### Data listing
══════════════════════════════

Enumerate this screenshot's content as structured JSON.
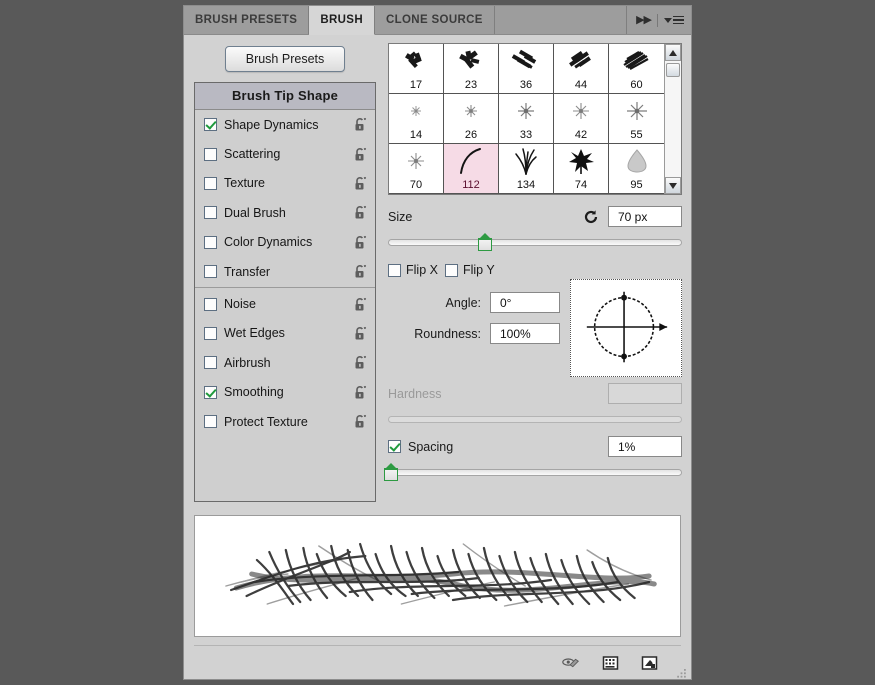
{
  "app": {
    "background_color": "#595959",
    "panel_background": "#d2d2d2"
  },
  "tabs": [
    {
      "label": "BRUSH PRESETS",
      "active": false
    },
    {
      "label": "BRUSH",
      "active": true
    },
    {
      "label": "CLONE SOURCE",
      "active": false
    }
  ],
  "tabbar_right": {
    "collapse_icon": "double-chevron-right-icon",
    "menu_icon": "panel-menu-icon"
  },
  "left_column": {
    "presets_button": "Brush Presets",
    "list_header": "Brush Tip Shape",
    "options": [
      {
        "label": "Shape Dynamics",
        "checked": true,
        "locked": false
      },
      {
        "label": "Scattering",
        "checked": false,
        "locked": false
      },
      {
        "label": "Texture",
        "checked": false,
        "locked": false
      },
      {
        "label": "Dual Brush",
        "checked": false,
        "locked": false
      },
      {
        "label": "Color Dynamics",
        "checked": false,
        "locked": false
      },
      {
        "label": "Transfer",
        "checked": false,
        "locked": false
      }
    ],
    "options_second_group": [
      {
        "label": "Noise",
        "checked": false,
        "locked": false
      },
      {
        "label": "Wet Edges",
        "checked": false,
        "locked": false
      },
      {
        "label": "Airbrush",
        "checked": false,
        "locked": false
      },
      {
        "label": "Smoothing",
        "checked": true,
        "locked": false
      },
      {
        "label": "Protect Texture",
        "checked": false,
        "locked": false
      }
    ]
  },
  "brush_grid": {
    "selected_size": "112",
    "selection_color": "#f6dbe6",
    "rows": [
      [
        {
          "num": "17",
          "style": "chalk",
          "selected": false
        },
        {
          "num": "23",
          "style": "chalk",
          "selected": false
        },
        {
          "num": "36",
          "style": "chalk",
          "selected": false
        },
        {
          "num": "44",
          "style": "chalk",
          "selected": false
        },
        {
          "num": "60",
          "style": "chalk",
          "selected": false
        }
      ],
      [
        {
          "num": "14",
          "style": "spatter",
          "selected": false
        },
        {
          "num": "26",
          "style": "spatter",
          "selected": false
        },
        {
          "num": "33",
          "style": "spatter",
          "selected": false
        },
        {
          "num": "42",
          "style": "spatter",
          "selected": false
        },
        {
          "num": "55",
          "style": "spatter",
          "selected": false
        }
      ],
      [
        {
          "num": "70",
          "style": "spatter",
          "selected": false
        },
        {
          "num": "112",
          "style": "curve",
          "selected": true
        },
        {
          "num": "134",
          "style": "grass",
          "selected": false
        },
        {
          "num": "74",
          "style": "star",
          "selected": false
        },
        {
          "num": "95",
          "style": "blob",
          "selected": false
        }
      ]
    ],
    "scrollbar": {
      "up_icon": "scroll-up-icon",
      "down_icon": "scroll-down-icon"
    }
  },
  "controls": {
    "size": {
      "label": "Size",
      "value": "70 px",
      "reset_icon": "reset-size-icon",
      "slider_percent": 33
    },
    "flip_x": {
      "label": "Flip X",
      "checked": false
    },
    "flip_y": {
      "label": "Flip Y",
      "checked": false
    },
    "angle": {
      "label": "Angle:",
      "value": "0°"
    },
    "roundness": {
      "label": "Roundness:",
      "value": "100%"
    },
    "angle_widget_icon": "angle-roundness-dial",
    "hardness": {
      "label": "Hardness",
      "value": "",
      "disabled": true,
      "slider_percent": 0
    },
    "spacing": {
      "label": "Spacing",
      "checked": true,
      "value": "1%",
      "slider_percent": 1
    }
  },
  "preview": {
    "name": "brush-stroke-preview"
  },
  "footer": {
    "icons": [
      {
        "name": "toggle-brush-preview-icon"
      },
      {
        "name": "open-preset-manager-icon"
      },
      {
        "name": "create-new-brush-icon"
      }
    ],
    "resize_grip": "resize-grip-icon"
  }
}
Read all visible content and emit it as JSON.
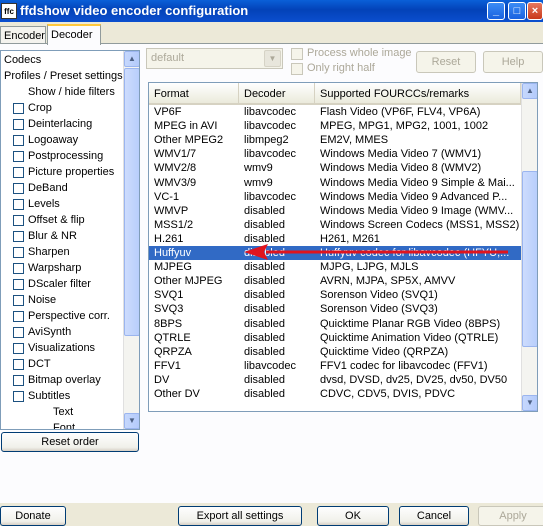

══════════════════════════════

### TASK BRIEF
Repeat the records word for word. Any picture in them should be left out.

### FULL SOLUTION
Enumerate this screenshot's content as structured JSON.
{
  "app": {
    "background_color": "#595959",
    "panel_background": "#d2d2d2"
  },
  "tabs": [
    {
      "label": "BRUSH PRESETS",
      "active": false
    },
    {
      "label": "BRUSH",
      "active": true
    },
    {
      "label": "CLONE SOURCE",
      "active": false
    }
  ],
  "tabbar_right": {
    "collapse_icon": "double-chevron-right-icon",
    "menu_icon": "panel-menu-icon"
  },
  "left_column": {
    "presets_button": "Brush Presets",
    "list_header": "Brush Tip Shape",
    "options": [
      {
        "label": "Shape Dynamics",
        "checked": true,
        "locked": false
      },
      {
        "label": "Scattering",
        "checked": false,
        "locked": false
      },
      {
        "label": "Texture",
        "checked": false,
        "locked": false
      },
      {
        "label": "Dual Brush",
        "checked": false,
        "locked": false
      },
      {
        "label": "Color Dynamics",
        "checked": false,
        "locked": false
      },
      {
        "label": "Transfer",
        "checked": false,
        "locked": false
      }
    ],
    "options_second_group": [
      {
        "label": "Noise",
        "checked": false,
        "locked": false
      },
      {
        "label": "Wet Edges",
        "checked": false,
        "locked": false
      },
      {
        "label": "Airbrush",
        "checked": false,
        "locked": false
      },
      {
        "label": "Smoothing",
        "checked": true,
        "locked": false
      },
      {
        "label": "Protect Texture",
        "checked": false,
        "locked": false
      }
    ]
  },
  "brush_grid": {
    "selected_size": "112",
    "selection_color": "#f6dbe6",
    "rows": [
      [
        {
          "num": "17",
          "style": "chalk",
          "selected": false
        },
        {
          "num": "23",
          "style": "chalk",
          "selected": false
        },
        {
          "num": "36",
          "style": "chalk",
          "selected": false
        },
        {
          "num": "44",
          "style": "chalk",
          "selected": false
        },
        {
          "num": "60",
          "style": "chalk",
          "selected": false
        }
      ],
      [
        {
          "num": "14",
          "style": "spatter",
          "selected": false
        },
        {
          "num": "26",
          "style": "spatter",
          "selected": false
        },
        {
          "num": "33",
          "style": "spatter",
          "selected": false
        },
        {
          "num": "42",
          "style": "spatter",
          "selected": false
        },
        {
          "num": "55",
          "style": "spatter",
          "selected": false
        }
      ],
      [
        {
          "num": "70",
          "style": "spatter",
          "selected": false
        },
        {
          "num": "112",
          "style": "curve",
          "selected": true
        },
        {
          "num": "134",
          "style": "grass",
          "selected": false
        },
        {
          "num": "74",
          "style": "star",
          "selected": false
        },
        {
          "num": "95",
          "style": "blob",
          "selected": false
        }
      ]
    ],
    "scrollbar": {
      "up_icon": "scroll-up-icon",
      "down_icon": "scroll-down-icon"
    }
  },
  "controls": {
    "size": {
      "label": "Size",
      "value": "70 px",
      "reset_icon": "reset-size-icon",
      "slider_percent": 33
    },
    "flip_x": {
      "label": "Flip X",
      "checked": false
    },
    "flip_y": {
      "label": "Flip Y",
      "checked": false
    },
    "angle": {
      "label": "Angle:",
      "value": "0°"
    },
    "roundness": {
      "label": "Roundness:",
      "value": "100%"
    },
    "angle_widget_icon": "angle-roundness-dial",
    "hardness": {
      "label": "Hardness",
      "value": "",
      "disabled": true,
      "slider_percent": 0
    },
    "spacing": {
      "label": "Spacing",
      "checked": true,
      "value": "1%",
      "slider_percent": 1
    }
  },
  "preview": {
    "name": "brush-stroke-preview"
  },
  "footer": {
    "icons": [
      {
        "name": "toggle-brush-preview-icon"
      },
      {
        "name": "open-preset-manager-icon"
      },
      {
        "name": "create-new-brush-icon"
      }
    ],
    "resize_grip": "resize-grip-icon"
  }
}
Read all visible content and emit it as JSON.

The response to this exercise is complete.